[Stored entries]
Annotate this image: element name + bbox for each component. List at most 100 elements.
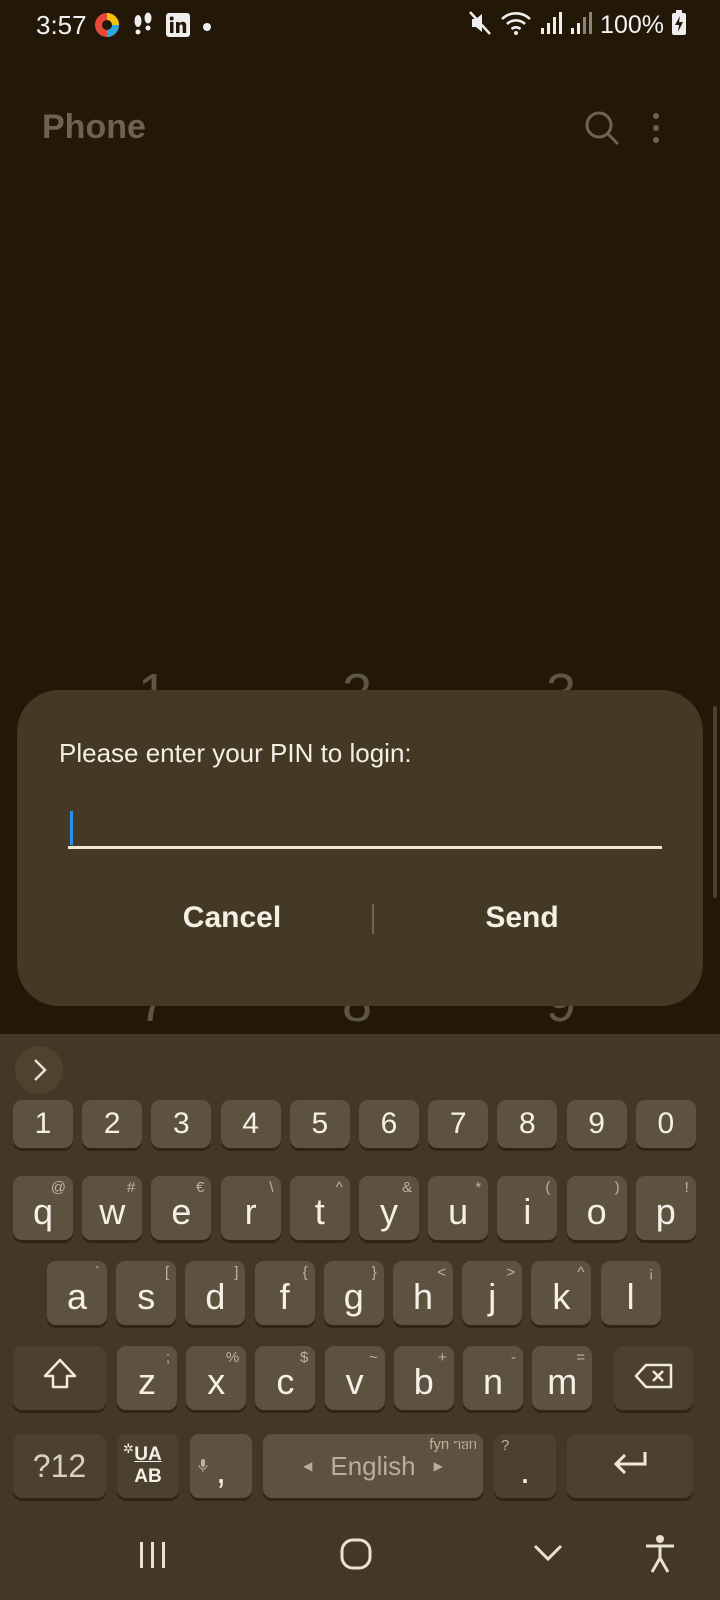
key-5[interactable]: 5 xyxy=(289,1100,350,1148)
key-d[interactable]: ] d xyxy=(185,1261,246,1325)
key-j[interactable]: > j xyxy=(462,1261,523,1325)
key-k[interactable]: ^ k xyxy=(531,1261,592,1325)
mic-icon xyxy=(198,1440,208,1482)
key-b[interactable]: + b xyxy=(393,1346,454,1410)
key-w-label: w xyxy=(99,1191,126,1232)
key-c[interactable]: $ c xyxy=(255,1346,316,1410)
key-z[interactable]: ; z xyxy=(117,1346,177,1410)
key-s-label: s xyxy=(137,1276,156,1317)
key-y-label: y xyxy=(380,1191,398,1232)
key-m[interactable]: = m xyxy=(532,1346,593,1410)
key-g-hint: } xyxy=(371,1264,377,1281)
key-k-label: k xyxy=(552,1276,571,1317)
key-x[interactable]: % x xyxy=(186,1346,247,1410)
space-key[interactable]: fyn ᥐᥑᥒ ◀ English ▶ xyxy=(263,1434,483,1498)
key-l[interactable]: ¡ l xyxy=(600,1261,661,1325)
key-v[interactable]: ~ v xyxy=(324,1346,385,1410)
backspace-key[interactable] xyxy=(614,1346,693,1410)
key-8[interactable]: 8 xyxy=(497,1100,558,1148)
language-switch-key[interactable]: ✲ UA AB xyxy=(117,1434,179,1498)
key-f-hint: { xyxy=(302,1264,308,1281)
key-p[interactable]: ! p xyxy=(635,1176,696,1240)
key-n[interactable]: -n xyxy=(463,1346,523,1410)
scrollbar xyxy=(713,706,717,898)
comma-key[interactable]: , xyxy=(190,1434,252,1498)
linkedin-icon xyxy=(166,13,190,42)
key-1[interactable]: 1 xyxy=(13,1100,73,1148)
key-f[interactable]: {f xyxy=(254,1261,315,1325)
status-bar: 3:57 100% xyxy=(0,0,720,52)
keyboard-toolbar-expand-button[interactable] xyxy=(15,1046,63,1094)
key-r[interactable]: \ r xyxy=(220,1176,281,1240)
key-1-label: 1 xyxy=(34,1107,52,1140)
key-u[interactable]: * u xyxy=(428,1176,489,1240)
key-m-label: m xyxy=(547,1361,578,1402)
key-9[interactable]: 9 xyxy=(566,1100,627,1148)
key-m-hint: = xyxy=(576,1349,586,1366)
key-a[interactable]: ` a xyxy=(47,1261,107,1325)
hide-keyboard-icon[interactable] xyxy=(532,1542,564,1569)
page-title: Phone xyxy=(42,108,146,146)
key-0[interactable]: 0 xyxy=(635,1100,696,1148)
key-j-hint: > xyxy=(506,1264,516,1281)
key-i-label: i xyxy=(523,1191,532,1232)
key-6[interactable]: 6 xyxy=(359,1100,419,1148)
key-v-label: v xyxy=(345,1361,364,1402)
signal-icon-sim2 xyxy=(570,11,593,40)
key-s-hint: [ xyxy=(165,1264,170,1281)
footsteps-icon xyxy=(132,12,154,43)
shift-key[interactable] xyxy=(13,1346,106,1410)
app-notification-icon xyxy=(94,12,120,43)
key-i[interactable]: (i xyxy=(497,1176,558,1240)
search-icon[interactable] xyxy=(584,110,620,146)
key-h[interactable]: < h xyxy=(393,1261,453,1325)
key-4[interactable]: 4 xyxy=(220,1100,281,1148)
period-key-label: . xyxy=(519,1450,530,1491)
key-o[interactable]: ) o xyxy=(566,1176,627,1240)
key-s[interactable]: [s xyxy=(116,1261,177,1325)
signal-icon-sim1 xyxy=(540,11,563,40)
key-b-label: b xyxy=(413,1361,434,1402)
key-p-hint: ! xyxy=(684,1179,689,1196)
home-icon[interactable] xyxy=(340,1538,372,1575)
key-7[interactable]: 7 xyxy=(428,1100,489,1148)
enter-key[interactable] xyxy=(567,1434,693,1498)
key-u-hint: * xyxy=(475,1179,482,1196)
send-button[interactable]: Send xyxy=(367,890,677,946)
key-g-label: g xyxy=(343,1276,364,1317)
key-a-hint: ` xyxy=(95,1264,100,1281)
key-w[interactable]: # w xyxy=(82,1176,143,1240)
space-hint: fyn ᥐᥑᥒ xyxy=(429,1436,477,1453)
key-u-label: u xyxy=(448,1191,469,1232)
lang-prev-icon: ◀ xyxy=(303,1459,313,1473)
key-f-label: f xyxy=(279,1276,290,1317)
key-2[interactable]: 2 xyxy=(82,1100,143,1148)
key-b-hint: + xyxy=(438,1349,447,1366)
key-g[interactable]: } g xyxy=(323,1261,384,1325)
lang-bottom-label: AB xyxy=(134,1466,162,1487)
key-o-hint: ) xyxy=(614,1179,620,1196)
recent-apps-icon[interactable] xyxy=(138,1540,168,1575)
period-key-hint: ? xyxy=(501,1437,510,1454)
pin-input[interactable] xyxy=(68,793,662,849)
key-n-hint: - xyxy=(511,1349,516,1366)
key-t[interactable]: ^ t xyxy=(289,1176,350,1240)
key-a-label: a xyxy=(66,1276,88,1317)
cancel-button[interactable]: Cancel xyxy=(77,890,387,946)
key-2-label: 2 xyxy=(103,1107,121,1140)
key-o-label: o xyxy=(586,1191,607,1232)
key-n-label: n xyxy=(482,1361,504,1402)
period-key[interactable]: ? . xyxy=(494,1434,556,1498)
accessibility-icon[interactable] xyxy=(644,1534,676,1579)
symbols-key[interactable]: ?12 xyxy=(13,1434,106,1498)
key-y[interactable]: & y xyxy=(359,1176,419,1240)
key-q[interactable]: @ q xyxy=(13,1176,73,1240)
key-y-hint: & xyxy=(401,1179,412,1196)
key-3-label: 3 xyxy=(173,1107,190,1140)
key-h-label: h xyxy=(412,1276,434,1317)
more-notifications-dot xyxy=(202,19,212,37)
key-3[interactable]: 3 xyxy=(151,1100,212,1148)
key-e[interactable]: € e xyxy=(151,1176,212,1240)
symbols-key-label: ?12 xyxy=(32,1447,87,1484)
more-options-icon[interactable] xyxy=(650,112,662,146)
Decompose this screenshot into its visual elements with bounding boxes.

▶ **What to produce**
Copy the rows above word for word, beginning with the line containing "key-5[interactable]: 5 xyxy=(289,1100,350,1148)" and continuing through the line containing "key-p[interactable]: ! p".

▶ **Exercise result**
key-5[interactable]: 5 xyxy=(289,1100,350,1148)
key-d[interactable]: ] d xyxy=(185,1261,246,1325)
key-j[interactable]: > j xyxy=(462,1261,523,1325)
key-k[interactable]: ^ k xyxy=(531,1261,592,1325)
mic-icon xyxy=(198,1440,208,1482)
key-b[interactable]: + b xyxy=(393,1346,454,1410)
key-w-label: w xyxy=(99,1191,126,1232)
key-c[interactable]: $ c xyxy=(255,1346,316,1410)
key-z[interactable]: ; z xyxy=(117,1346,177,1410)
key-s-label: s xyxy=(137,1276,156,1317)
key-y-label: y xyxy=(380,1191,398,1232)
key-m[interactable]: = m xyxy=(532,1346,593,1410)
key-g-hint: } xyxy=(371,1264,377,1281)
key-k-label: k xyxy=(552,1276,571,1317)
key-x[interactable]: % x xyxy=(186,1346,247,1410)
space-key[interactable]: fyn ᥐᥑᥒ ◀ English ▶ xyxy=(263,1434,483,1498)
key-l[interactable]: ¡ l xyxy=(600,1261,661,1325)
key-v[interactable]: ~ v xyxy=(324,1346,385,1410)
backspace-key[interactable] xyxy=(614,1346,693,1410)
key-8[interactable]: 8 xyxy=(497,1100,558,1148)
language-switch-key[interactable]: ✲ UA AB xyxy=(117,1434,179,1498)
key-f-hint: { xyxy=(302,1264,308,1281)
key-p[interactable]: ! p xyxy=(635,1176,696,1240)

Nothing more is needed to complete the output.